- _Exercise description_
Print each line of the listing once more, precisely as given.

- _Data supplied_
--- Begin ---
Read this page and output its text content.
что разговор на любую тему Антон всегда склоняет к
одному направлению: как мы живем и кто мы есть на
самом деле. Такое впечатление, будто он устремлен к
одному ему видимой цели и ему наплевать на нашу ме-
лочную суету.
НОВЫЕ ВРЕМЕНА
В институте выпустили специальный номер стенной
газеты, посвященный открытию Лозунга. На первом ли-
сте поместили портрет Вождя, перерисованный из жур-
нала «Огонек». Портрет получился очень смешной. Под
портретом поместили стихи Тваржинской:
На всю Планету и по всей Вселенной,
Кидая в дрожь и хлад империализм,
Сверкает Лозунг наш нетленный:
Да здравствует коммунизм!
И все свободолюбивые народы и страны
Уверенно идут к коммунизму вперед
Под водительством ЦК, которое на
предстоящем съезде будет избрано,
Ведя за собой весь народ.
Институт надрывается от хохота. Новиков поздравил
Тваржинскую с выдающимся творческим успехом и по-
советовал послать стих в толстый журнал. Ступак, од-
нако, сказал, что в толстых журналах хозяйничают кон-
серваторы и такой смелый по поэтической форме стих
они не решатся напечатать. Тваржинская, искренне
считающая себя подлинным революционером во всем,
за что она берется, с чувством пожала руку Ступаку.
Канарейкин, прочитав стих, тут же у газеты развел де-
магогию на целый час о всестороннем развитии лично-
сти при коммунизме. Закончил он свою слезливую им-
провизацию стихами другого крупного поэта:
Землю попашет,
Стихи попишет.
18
--- End ---
- _Problem solution_
Read this page and output its text content.
что разговор на любую тему Антон всегда склоняет к
одному направлению: как мы живем и кто мы есть на
самом деле. Такое впечатление, будто он устремлен к
одному ему видимой цели и ему наплевать на нашу ме-
лочную суету.
НОВЫЕ ВРЕМЕНА
В институте выпустили специальный номер стенной
газеты, посвященный открытию Лозунга. На первом ли-
сте поместили портрет Вождя, перерисованный из жур-
нала «Огонек». Портрет получился очень смешной. Под
портретом поместили стихи Тваржинской:
На всю Планету и по всей Вселенной,
Кидая в дрожь и хлад империализм,
Сверкает Лозунг наш нетленный:
Да здравствует коммунизм!
И все свободолюбивые народы и страны
Уверенно идут к коммунизму вперед
Под водительством ЦК, которое на
предстоящем съезде будет избрано,
Ведя за собой весь народ.
Институт надрывается от хохота. Новиков поздравил
Тваржинскую с выдающимся творческим успехом и по-
советовал послать стих в толстый журнал. Ступак, од-
нако, сказал, что в толстых журналах хозяйничают кон-
серваторы и такой смелый по поэтической форме стих
они не решатся напечатать. Тваржинская, искренне
считающая себя подлинным революционером во всем,
за что она берется, с чувством пожала руку Ступаку.
Канарейкин, прочитав стих, тут же у газеты развел де-
магогию на целый час о всестороннем развитии лично-
сти при коммунизме. Закончил он свою слезливую им-
провизацию стихами другого крупного поэта:
Землю попашет,
Стихи попишет.
18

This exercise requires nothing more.